Work required:
Pull every line of the entries that has the word "Level".

Supplied entries:
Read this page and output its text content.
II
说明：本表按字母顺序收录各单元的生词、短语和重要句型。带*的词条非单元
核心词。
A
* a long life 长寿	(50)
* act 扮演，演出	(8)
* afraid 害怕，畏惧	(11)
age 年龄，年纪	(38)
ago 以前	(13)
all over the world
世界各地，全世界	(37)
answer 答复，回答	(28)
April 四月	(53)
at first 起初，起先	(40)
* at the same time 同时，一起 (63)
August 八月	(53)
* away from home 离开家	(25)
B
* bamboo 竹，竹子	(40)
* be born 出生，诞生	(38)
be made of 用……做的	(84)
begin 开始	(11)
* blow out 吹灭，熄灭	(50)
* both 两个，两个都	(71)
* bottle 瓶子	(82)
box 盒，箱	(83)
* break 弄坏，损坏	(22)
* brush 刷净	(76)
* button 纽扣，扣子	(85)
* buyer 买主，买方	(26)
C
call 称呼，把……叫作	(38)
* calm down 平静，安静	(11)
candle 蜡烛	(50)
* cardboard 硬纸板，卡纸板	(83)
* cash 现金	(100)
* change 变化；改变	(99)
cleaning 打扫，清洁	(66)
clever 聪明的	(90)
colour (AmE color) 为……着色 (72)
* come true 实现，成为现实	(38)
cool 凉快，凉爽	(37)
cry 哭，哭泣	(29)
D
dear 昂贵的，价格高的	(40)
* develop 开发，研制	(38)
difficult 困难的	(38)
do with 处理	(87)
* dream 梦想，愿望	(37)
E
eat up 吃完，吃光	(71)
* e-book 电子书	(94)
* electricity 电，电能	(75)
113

==

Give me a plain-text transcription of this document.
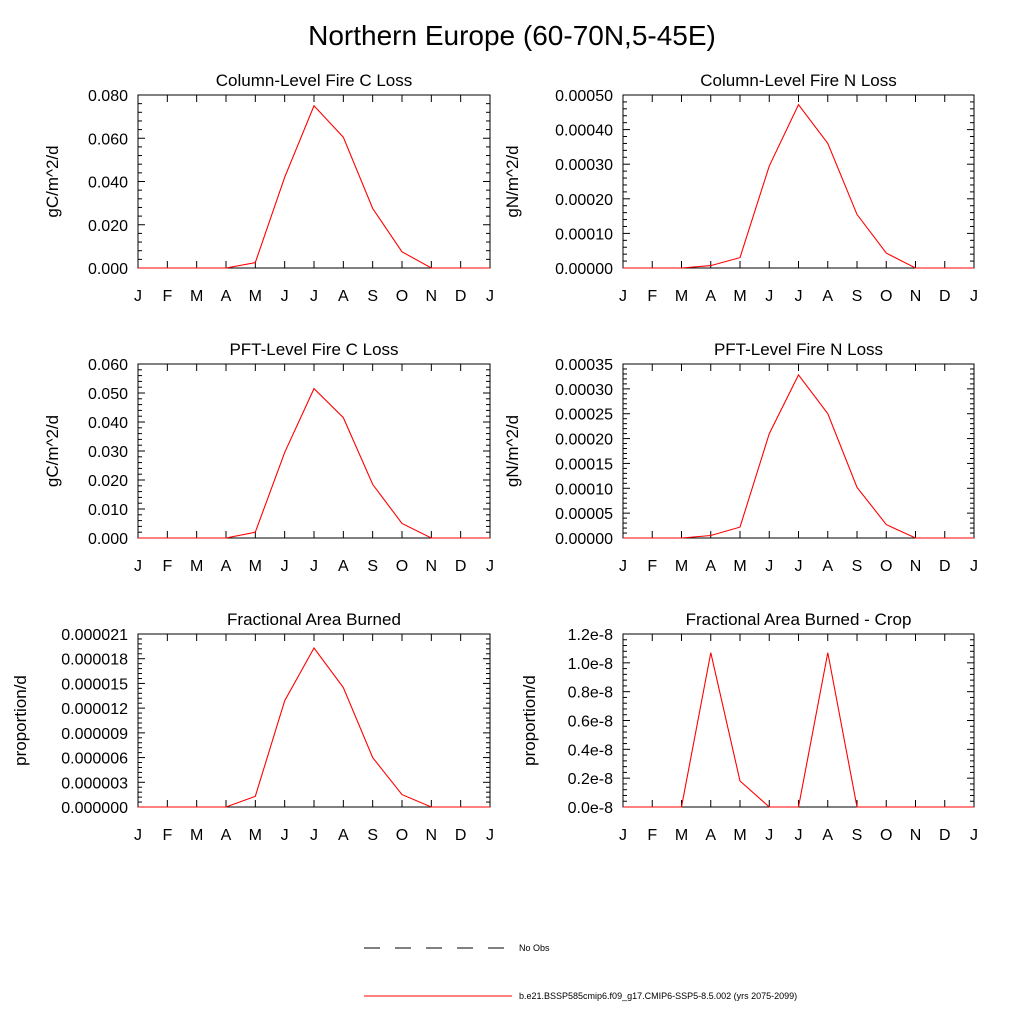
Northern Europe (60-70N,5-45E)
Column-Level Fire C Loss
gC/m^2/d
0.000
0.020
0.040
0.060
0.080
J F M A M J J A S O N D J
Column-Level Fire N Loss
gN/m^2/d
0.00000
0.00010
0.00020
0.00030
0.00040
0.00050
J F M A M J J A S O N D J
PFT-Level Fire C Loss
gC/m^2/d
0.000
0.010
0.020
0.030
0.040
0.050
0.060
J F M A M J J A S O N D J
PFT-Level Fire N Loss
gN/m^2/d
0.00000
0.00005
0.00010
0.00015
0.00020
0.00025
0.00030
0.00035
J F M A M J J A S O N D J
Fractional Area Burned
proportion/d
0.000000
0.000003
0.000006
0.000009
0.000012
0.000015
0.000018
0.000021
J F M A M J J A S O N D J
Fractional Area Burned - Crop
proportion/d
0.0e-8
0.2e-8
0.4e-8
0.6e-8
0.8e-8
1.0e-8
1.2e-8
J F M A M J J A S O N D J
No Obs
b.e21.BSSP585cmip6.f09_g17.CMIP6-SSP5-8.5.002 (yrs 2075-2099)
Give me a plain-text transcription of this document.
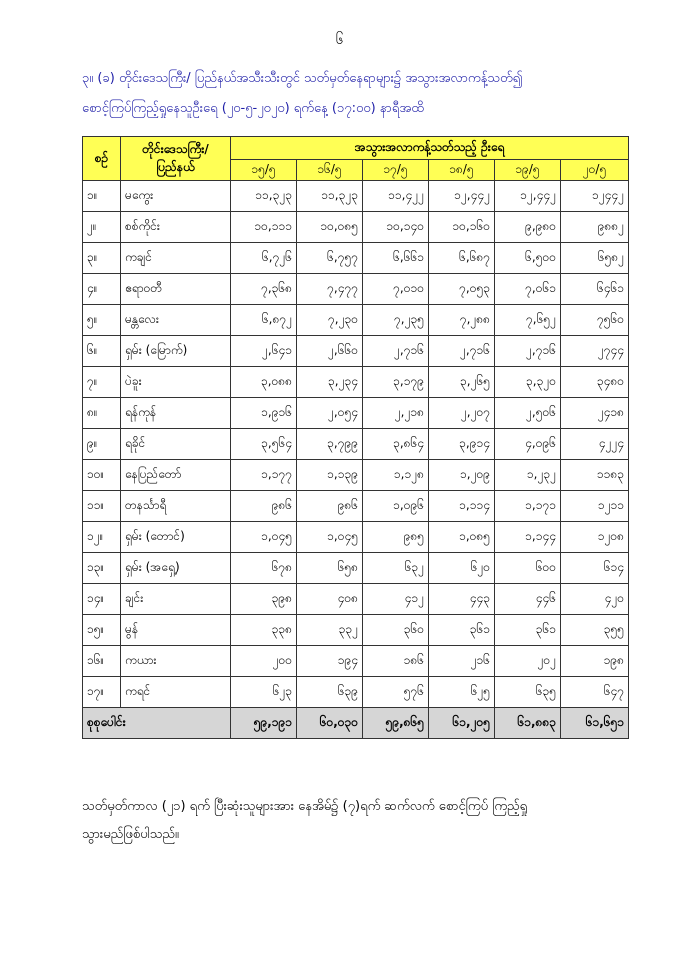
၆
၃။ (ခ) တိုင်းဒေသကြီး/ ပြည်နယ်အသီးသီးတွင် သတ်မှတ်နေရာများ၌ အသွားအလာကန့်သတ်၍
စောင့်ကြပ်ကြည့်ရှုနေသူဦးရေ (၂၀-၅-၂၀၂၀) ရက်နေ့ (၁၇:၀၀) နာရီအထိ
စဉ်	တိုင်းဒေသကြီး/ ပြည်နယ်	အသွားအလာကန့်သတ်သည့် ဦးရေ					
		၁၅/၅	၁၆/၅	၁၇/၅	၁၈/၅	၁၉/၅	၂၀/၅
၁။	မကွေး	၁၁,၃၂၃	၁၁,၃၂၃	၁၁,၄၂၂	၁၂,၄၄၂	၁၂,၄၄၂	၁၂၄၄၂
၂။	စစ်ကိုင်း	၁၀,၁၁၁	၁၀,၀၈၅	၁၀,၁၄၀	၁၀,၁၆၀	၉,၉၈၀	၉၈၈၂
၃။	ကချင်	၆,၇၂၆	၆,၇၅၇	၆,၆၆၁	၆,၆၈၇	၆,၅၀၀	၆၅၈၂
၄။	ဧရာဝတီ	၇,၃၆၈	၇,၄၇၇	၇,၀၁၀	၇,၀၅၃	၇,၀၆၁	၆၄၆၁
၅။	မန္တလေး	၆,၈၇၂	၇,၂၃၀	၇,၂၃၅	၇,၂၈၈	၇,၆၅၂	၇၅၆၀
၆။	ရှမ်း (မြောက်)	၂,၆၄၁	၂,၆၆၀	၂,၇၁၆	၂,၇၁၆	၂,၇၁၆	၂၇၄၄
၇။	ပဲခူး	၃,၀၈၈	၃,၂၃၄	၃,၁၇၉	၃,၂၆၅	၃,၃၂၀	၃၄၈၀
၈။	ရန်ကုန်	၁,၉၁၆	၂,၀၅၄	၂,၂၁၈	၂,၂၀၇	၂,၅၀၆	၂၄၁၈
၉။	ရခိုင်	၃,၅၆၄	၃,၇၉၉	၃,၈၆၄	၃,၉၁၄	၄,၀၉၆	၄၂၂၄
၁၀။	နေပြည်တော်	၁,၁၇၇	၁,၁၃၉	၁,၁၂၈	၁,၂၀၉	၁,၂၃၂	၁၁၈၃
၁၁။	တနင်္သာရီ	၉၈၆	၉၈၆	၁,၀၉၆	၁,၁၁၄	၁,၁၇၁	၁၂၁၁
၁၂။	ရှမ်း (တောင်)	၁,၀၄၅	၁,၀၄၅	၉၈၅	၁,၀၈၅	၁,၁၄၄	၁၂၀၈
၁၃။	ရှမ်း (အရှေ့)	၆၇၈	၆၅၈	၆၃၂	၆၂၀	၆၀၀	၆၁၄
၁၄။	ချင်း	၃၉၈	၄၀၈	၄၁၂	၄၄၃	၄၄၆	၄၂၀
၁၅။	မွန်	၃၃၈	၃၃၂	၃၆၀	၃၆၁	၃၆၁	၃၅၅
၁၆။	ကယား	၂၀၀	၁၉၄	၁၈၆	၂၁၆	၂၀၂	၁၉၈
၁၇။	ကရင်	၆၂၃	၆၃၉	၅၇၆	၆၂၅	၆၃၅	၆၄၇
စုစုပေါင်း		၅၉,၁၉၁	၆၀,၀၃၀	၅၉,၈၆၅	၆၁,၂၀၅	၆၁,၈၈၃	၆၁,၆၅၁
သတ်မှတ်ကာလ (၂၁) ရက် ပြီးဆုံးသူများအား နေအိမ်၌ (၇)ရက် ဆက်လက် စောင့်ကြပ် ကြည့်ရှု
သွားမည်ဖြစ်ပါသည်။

Result:
Column-Level Fire C Loss
Column-Level Fire N Loss
PFT-Level Fire C Loss
PFT-Level Fire N Loss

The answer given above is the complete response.